■ **SET EXERCISE**
How many of the lines that follow contain the word "Item"? Give only the number.

■ **GIVEN INFORMATION**
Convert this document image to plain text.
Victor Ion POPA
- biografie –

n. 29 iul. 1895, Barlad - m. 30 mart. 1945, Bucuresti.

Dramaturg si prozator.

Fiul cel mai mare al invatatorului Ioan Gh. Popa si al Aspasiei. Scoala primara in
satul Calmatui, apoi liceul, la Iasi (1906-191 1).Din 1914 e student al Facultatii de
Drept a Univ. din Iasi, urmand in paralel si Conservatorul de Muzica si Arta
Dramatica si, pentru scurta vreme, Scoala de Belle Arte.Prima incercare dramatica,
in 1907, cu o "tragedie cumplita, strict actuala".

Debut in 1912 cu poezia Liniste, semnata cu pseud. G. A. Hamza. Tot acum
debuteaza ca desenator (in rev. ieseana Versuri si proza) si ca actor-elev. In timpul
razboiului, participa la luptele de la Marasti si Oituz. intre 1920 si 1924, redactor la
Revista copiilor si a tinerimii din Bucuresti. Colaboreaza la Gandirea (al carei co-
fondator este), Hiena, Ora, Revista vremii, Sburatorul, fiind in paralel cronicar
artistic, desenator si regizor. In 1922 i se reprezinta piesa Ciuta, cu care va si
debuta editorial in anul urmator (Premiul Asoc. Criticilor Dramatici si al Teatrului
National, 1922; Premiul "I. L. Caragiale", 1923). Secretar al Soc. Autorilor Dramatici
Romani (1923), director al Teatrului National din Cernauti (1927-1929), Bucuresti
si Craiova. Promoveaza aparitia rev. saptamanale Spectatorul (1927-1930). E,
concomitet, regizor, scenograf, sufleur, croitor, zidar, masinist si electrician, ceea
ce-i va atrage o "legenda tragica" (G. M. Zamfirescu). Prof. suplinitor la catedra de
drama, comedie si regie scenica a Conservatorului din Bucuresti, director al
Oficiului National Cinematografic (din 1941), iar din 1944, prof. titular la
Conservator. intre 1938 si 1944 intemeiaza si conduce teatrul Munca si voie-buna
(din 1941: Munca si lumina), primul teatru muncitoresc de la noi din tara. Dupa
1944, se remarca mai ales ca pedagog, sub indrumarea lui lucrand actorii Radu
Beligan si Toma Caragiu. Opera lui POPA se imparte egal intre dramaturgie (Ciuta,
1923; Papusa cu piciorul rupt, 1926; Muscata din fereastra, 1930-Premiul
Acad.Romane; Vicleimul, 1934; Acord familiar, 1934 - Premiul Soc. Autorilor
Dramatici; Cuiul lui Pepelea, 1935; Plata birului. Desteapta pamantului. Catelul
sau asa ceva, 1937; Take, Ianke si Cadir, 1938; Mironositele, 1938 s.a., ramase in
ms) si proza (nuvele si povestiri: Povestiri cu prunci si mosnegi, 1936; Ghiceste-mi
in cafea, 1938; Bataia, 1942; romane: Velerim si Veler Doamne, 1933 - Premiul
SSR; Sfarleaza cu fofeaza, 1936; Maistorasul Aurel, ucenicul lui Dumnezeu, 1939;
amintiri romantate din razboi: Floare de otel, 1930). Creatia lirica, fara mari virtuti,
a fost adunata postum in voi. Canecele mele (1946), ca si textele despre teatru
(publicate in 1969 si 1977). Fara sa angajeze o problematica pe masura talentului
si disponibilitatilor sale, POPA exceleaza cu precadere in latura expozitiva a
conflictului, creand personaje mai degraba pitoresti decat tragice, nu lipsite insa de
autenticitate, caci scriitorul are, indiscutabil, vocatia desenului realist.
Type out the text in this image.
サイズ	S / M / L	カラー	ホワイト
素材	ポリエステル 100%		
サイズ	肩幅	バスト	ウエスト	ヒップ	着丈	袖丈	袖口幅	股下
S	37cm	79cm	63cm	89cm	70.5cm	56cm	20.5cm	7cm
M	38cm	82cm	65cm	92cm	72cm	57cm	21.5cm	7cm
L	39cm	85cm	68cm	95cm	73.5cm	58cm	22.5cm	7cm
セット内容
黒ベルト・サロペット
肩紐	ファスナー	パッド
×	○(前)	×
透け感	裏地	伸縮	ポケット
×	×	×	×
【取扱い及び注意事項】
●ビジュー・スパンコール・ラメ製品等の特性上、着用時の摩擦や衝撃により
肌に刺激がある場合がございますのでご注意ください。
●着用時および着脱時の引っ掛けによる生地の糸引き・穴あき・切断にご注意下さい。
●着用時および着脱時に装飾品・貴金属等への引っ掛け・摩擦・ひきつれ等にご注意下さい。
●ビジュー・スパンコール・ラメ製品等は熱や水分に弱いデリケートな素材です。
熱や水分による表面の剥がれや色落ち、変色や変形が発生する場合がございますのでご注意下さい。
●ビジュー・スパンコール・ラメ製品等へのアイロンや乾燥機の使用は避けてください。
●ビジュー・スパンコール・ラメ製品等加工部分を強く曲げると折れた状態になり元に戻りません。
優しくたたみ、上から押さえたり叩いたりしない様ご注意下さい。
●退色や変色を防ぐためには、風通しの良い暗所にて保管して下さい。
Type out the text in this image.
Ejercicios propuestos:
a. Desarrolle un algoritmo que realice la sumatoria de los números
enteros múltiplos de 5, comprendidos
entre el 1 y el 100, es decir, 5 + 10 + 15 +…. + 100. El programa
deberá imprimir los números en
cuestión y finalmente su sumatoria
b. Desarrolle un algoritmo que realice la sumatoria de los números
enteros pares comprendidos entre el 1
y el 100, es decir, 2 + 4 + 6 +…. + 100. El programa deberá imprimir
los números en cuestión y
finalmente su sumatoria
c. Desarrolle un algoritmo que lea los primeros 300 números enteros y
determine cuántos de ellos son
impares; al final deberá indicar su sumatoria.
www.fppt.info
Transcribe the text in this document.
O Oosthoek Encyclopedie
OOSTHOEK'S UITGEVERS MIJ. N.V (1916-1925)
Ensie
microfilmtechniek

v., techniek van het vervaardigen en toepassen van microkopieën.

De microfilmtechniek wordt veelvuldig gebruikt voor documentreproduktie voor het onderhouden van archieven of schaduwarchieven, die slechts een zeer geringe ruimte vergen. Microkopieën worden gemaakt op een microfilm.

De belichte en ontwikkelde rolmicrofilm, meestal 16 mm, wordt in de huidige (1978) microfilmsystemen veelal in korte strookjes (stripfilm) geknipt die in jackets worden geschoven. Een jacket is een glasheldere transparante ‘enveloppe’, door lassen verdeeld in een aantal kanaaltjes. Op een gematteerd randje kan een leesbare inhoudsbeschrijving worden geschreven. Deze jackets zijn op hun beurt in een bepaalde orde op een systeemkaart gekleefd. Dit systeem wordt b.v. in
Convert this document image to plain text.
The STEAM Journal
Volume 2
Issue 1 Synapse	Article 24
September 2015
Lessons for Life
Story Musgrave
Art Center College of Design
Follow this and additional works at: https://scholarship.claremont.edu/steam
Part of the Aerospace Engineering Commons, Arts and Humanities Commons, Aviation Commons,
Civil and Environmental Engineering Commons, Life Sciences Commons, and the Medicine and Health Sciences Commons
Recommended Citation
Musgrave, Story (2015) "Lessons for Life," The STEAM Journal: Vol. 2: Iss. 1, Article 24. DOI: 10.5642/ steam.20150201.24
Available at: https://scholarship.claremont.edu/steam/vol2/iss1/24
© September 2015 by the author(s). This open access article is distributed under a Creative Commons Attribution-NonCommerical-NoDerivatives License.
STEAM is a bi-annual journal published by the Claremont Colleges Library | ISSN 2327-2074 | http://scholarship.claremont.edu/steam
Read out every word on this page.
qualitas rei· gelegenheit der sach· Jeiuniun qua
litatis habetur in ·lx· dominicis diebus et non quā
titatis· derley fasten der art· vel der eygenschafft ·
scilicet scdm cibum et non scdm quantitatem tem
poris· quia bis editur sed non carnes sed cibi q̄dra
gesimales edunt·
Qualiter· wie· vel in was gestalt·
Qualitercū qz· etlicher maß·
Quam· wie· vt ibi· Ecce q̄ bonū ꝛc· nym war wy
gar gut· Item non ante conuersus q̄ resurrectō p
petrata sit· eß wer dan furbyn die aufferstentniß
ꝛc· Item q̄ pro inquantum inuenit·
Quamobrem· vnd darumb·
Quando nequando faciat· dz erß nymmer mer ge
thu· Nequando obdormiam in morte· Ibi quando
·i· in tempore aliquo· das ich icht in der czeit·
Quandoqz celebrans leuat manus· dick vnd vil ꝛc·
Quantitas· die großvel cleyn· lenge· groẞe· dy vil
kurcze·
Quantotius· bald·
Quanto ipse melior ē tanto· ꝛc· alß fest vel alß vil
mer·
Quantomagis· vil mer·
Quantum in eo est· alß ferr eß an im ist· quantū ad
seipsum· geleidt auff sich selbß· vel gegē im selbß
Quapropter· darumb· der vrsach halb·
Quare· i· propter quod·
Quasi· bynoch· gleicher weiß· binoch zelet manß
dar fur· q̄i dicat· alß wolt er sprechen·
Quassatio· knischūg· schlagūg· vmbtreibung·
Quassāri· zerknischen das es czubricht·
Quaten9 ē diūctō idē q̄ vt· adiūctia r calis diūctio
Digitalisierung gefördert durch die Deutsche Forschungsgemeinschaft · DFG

■ **THE RESULT**
2